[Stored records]
==*==

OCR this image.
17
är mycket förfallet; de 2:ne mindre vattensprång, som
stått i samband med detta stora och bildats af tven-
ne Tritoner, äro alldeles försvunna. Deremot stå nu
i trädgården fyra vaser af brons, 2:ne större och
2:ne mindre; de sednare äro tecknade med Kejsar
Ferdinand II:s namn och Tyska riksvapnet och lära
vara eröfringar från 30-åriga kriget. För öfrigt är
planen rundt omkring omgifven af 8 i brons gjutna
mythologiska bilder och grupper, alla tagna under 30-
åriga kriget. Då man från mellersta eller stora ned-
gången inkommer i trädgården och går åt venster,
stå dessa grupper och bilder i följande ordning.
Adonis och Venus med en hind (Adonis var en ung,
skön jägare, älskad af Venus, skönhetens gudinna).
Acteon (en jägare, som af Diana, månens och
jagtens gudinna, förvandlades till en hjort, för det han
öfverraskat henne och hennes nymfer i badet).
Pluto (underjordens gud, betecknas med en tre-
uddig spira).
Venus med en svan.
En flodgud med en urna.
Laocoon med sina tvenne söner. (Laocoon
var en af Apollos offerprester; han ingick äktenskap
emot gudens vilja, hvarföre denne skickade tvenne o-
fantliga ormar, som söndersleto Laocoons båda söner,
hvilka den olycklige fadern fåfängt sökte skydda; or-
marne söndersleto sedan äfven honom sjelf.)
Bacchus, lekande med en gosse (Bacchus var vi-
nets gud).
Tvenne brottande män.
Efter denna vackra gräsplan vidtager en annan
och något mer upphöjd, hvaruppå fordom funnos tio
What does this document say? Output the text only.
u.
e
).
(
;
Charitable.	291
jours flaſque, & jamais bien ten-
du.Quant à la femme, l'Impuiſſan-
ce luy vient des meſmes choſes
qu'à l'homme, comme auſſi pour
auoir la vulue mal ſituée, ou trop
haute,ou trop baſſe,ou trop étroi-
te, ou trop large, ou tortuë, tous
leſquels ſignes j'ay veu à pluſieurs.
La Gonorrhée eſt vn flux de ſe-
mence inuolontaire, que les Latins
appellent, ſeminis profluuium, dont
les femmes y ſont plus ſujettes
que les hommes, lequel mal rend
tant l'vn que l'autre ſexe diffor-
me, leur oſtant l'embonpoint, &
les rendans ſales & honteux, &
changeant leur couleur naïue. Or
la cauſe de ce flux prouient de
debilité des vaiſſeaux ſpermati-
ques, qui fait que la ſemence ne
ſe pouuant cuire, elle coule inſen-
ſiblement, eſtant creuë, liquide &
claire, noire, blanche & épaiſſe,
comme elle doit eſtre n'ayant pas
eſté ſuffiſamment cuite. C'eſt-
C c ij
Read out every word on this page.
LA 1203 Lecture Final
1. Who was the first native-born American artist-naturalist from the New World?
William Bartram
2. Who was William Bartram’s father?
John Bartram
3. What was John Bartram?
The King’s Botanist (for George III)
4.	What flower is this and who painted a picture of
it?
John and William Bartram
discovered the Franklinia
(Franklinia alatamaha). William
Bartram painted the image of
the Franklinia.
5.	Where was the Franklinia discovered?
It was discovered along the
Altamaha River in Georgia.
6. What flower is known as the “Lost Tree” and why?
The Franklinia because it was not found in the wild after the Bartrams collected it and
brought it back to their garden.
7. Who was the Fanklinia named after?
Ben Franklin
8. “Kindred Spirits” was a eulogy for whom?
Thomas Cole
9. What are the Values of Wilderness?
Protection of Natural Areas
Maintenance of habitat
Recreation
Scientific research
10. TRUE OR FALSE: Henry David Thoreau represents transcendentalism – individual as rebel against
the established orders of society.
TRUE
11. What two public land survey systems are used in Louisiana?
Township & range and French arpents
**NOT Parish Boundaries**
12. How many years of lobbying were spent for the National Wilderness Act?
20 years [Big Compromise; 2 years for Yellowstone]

==*==

### Stated exercise
Give back each line above precisely as it stands.

### Exercise answer
OCR this image.
17
är mycket förfallet; de 2:ne mindre vattensprång, som
stått i samband med detta stora och bildats af tven-
ne Tritoner, äro alldeles försvunna. Deremot stå nu
i trädgården fyra vaser af brons, 2:ne större och
2:ne mindre; de sednare äro tecknade med Kejsar
Ferdinand II:s namn och Tyska riksvapnet och lära
vara eröfringar från 30-åriga kriget. För öfrigt är
planen rundt omkring omgifven af 8 i brons gjutna
mythologiska bilder och grupper, alla tagna under 30-
åriga kriget. Då man från mellersta eller stora ned-
gången inkommer i trädgården och går åt venster,
stå dessa grupper och bilder i följande ordning.
Adonis och Venus med en hind (Adonis var en ung,
skön jägare, älskad af Venus, skönhetens gudinna).
Acteon (en jägare, som af Diana, månens och
jagtens gudinna, förvandlades till en hjort, för det han
öfverraskat henne och hennes nymfer i badet).
Pluto (underjordens gud, betecknas med en tre-
uddig spira).
Venus med en svan.
En flodgud med en urna.
Laocoon med sina tvenne söner. (Laocoon
var en af Apollos offerprester; han ingick äktenskap
emot gudens vilja, hvarföre denne skickade tvenne o-
fantliga ormar, som söndersleto Laocoons båda söner,
hvilka den olycklige fadern fåfängt sökte skydda; or-
marne söndersleto sedan äfven honom sjelf.)
Bacchus, lekande med en gosse (Bacchus var vi-
nets gud).
Tvenne brottande män.
Efter denna vackra gräsplan vidtager en annan
och något mer upphöjd, hvaruppå fordom funnos tio
What does this document say? Output the text only.
u.
e
).
(
;
Charitable.	291
jours flaſque, & jamais bien ten-
du.Quant à la femme, l'Impuiſſan-
ce luy vient des meſmes choſes
qu'à l'homme, comme auſſi pour
auoir la vulue mal ſituée, ou trop
haute,ou trop baſſe,ou trop étroi-
te, ou trop large, ou tortuë, tous
leſquels ſignes j'ay veu à pluſieurs.
La Gonorrhée eſt vn flux de ſe-
mence inuolontaire, que les Latins
appellent, ſeminis profluuium, dont
les femmes y ſont plus ſujettes
que les hommes, lequel mal rend
tant l'vn que l'autre ſexe diffor-
me, leur oſtant l'embonpoint, &
les rendans ſales & honteux, &
changeant leur couleur naïue. Or
la cauſe de ce flux prouient de
debilité des vaiſſeaux ſpermati-
ques, qui fait que la ſemence ne
ſe pouuant cuire, elle coule inſen-
ſiblement, eſtant creuë, liquide &
claire, noire, blanche & épaiſſe,
comme elle doit eſtre n'ayant pas
eſté ſuffiſamment cuite. C'eſt-
C c ij
Read out every word on this page.
LA 1203 Lecture Final
1. Who was the first native-born American artist-naturalist from the New World?
William Bartram
2. Who was William Bartram’s father?
John Bartram
3. What was John Bartram?
The King’s Botanist (for George III)
4.	What flower is this and who painted a picture of
it?
John and William Bartram
discovered the Franklinia
(Franklinia alatamaha). William
Bartram painted the image of
the Franklinia.
5.	Where was the Franklinia discovered?
It was discovered along the
Altamaha River in Georgia.
6. What flower is known as the “Lost Tree” and why?
The Franklinia because it was not found in the wild after the Bartrams collected it and
brought it back to their garden.
7. Who was the Fanklinia named after?
Ben Franklin
8. “Kindred Spirits” was a eulogy for whom?
Thomas Cole
9. What are the Values of Wilderness?
Protection of Natural Areas
Maintenance of habitat
Recreation
Scientific research
10. TRUE OR FALSE: Henry David Thoreau represents transcendentalism – individual as rebel against
the established orders of society.
TRUE
11. What two public land survey systems are used in Louisiana?
Township & range and French arpents
**NOT Parish Boundaries**
12. How many years of lobbying were spent for the National Wilderness Act?
20 years [Big Compromise; 2 years for Yellowstone]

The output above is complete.